=== Input for this task ===

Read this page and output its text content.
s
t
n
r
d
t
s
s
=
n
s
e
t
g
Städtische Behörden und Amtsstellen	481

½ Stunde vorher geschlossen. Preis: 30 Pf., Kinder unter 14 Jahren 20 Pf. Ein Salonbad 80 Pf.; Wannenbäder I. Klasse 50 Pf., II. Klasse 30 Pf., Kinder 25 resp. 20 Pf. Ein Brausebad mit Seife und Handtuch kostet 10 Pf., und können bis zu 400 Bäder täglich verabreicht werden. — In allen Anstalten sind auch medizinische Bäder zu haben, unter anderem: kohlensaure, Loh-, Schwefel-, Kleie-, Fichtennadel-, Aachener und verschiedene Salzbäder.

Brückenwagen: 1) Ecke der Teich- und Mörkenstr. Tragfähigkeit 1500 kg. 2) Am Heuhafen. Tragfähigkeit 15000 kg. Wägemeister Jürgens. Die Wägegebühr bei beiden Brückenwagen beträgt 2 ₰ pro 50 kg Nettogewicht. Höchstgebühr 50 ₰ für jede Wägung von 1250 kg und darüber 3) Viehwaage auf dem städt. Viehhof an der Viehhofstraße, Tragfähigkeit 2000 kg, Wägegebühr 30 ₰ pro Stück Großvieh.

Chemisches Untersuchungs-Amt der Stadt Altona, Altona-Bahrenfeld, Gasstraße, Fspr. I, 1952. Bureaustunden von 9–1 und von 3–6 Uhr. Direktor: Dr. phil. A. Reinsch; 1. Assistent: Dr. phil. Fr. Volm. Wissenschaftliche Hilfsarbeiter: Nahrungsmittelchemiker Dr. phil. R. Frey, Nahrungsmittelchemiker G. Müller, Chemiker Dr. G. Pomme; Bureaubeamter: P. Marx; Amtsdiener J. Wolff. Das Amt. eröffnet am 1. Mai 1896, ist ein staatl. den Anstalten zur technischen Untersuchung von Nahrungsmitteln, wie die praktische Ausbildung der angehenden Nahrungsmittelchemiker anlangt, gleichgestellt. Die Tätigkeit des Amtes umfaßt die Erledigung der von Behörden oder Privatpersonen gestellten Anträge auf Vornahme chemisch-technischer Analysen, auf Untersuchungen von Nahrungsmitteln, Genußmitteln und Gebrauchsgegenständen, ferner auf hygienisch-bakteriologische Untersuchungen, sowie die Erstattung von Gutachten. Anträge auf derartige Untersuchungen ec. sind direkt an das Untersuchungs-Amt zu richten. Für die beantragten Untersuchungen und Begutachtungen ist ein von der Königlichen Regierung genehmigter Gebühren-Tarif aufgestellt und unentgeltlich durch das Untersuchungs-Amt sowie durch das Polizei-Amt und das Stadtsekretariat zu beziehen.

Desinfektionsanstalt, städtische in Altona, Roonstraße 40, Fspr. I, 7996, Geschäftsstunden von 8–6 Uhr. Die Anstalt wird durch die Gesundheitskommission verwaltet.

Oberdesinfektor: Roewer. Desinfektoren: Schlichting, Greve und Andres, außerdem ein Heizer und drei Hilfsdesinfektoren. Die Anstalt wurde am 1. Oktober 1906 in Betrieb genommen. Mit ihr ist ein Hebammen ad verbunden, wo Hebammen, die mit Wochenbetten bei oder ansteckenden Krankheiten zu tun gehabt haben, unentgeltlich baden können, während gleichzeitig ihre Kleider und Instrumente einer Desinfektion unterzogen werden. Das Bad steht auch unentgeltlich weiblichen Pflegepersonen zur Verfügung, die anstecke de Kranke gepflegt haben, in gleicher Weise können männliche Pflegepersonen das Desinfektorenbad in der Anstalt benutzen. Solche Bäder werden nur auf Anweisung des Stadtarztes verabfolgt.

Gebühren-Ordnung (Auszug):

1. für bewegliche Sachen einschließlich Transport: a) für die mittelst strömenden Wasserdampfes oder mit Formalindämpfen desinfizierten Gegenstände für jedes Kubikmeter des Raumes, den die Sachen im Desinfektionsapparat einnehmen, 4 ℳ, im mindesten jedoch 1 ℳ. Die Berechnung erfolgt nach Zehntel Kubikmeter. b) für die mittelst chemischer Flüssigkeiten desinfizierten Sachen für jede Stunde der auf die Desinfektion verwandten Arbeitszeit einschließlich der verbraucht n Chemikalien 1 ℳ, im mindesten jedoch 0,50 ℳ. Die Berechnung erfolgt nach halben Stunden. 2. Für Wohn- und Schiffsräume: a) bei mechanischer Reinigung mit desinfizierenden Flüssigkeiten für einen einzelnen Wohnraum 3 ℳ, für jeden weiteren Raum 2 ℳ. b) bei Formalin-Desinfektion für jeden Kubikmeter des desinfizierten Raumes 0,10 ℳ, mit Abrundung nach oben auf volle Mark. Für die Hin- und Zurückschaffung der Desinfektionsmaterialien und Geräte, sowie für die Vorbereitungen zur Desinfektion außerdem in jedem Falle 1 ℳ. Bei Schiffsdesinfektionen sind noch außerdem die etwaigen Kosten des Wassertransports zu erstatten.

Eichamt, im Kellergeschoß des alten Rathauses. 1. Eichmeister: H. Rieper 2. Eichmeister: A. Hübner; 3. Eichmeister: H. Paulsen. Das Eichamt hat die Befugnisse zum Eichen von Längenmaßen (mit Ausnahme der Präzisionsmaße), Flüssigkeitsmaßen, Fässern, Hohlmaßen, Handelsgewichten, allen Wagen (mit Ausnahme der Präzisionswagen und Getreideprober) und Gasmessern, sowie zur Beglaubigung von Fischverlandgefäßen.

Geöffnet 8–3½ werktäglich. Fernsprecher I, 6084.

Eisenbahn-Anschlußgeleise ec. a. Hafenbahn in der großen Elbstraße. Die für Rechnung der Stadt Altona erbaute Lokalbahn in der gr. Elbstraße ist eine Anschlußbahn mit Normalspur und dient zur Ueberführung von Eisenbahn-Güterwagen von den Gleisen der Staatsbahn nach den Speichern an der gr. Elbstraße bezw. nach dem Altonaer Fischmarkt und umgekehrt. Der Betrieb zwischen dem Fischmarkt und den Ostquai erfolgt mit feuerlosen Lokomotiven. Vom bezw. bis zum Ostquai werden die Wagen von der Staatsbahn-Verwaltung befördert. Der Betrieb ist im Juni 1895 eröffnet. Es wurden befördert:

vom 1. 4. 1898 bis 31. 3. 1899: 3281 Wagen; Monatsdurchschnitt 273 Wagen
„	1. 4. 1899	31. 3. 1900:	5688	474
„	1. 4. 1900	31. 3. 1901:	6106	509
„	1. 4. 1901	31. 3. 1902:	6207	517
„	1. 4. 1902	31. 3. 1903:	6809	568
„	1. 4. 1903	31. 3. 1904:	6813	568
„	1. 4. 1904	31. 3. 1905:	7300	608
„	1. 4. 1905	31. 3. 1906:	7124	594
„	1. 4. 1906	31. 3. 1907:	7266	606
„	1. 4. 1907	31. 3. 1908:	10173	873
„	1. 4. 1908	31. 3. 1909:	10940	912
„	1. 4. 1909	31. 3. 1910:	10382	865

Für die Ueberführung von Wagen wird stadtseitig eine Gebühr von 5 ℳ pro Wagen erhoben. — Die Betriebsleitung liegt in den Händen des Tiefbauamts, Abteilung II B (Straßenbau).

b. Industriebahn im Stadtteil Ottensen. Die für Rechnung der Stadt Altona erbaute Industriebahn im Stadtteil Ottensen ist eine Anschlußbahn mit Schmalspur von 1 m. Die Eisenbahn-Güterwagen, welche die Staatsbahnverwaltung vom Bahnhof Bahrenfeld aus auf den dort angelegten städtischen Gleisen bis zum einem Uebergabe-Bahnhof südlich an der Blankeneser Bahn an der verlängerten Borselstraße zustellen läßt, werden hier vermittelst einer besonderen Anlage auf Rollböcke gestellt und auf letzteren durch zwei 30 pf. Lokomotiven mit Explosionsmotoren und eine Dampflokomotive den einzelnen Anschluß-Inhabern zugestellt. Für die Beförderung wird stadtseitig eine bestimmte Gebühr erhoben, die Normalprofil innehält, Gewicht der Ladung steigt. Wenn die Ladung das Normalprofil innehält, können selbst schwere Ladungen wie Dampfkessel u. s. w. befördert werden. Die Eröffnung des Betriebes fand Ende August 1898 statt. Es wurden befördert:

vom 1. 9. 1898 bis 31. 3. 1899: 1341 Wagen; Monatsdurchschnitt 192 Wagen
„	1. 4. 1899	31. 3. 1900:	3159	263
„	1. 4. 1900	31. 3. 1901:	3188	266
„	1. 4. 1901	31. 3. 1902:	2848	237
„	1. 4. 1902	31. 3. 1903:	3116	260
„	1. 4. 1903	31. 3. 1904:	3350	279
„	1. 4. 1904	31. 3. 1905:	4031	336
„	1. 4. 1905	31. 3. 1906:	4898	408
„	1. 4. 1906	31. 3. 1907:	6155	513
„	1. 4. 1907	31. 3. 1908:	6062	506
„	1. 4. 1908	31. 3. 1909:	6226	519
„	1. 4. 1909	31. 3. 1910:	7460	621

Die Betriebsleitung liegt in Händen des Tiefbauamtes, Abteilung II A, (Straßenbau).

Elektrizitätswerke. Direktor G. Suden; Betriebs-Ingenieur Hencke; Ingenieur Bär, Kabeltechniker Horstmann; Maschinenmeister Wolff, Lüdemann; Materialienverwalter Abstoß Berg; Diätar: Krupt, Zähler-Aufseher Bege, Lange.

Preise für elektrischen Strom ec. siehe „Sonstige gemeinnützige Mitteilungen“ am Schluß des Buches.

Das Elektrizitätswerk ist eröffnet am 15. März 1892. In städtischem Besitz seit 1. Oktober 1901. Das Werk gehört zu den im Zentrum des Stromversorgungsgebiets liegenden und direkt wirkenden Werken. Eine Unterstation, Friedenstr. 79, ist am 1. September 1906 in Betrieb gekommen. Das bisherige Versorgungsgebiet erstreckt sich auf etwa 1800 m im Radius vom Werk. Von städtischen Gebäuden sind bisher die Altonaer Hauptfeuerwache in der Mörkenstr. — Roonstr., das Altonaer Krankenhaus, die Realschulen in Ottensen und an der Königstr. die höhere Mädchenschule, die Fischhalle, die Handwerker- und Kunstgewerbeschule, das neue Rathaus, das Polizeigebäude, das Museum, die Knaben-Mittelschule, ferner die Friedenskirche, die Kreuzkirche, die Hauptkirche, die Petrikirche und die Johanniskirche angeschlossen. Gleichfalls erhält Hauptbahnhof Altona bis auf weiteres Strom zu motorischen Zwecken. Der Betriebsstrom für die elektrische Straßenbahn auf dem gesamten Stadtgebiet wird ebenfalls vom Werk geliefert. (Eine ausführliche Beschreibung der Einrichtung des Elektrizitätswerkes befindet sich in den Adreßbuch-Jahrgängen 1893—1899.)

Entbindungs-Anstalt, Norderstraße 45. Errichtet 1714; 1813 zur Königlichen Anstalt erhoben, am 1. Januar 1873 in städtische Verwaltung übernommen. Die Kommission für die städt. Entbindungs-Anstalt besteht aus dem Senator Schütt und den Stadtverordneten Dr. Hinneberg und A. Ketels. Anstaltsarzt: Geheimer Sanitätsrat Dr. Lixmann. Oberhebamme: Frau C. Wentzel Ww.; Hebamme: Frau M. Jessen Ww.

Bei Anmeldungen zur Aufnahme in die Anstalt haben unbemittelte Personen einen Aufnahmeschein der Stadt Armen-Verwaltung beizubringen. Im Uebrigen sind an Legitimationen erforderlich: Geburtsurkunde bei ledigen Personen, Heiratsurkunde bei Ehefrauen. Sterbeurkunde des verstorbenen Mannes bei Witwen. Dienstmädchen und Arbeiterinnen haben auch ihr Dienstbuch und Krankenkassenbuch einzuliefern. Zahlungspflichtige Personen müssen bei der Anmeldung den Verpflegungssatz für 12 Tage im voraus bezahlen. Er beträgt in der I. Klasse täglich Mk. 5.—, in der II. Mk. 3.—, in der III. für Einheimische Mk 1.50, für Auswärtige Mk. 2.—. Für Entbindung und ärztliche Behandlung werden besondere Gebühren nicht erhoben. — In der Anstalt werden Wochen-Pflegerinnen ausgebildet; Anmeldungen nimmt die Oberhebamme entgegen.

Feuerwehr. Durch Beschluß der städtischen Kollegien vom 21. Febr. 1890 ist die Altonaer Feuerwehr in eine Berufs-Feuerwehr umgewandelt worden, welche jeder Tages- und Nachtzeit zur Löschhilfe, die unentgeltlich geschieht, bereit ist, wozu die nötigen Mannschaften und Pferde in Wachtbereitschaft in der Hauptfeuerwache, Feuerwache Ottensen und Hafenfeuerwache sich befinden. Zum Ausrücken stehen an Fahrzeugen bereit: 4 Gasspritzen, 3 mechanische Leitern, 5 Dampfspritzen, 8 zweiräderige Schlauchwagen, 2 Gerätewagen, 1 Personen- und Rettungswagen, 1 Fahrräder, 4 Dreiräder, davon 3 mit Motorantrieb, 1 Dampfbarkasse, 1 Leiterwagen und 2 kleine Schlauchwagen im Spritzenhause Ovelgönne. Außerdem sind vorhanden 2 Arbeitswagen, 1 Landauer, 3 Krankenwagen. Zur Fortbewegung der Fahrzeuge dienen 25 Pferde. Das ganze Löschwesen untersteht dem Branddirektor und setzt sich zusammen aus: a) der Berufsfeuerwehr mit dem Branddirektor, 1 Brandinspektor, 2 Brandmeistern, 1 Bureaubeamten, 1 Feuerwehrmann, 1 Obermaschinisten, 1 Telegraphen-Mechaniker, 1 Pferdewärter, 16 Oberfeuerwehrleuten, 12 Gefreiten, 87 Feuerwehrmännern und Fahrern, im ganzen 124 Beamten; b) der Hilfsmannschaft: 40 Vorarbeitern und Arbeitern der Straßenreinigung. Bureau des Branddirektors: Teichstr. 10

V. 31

===

List the lines of the records where "Straßenbau" occurs.

Für die Ueberführung von Wagen wird stadtseitig eine Gebühr von 5 ℳ pro Wagen erhoben. — Die Betriebsleitung liegt in den Händen des Tiefbauamts, Abteilung II B (Straßenbau).
Die Betriebsleitung liegt in Händen des Tiefbauamtes, Abteilung II A, (Straßenbau).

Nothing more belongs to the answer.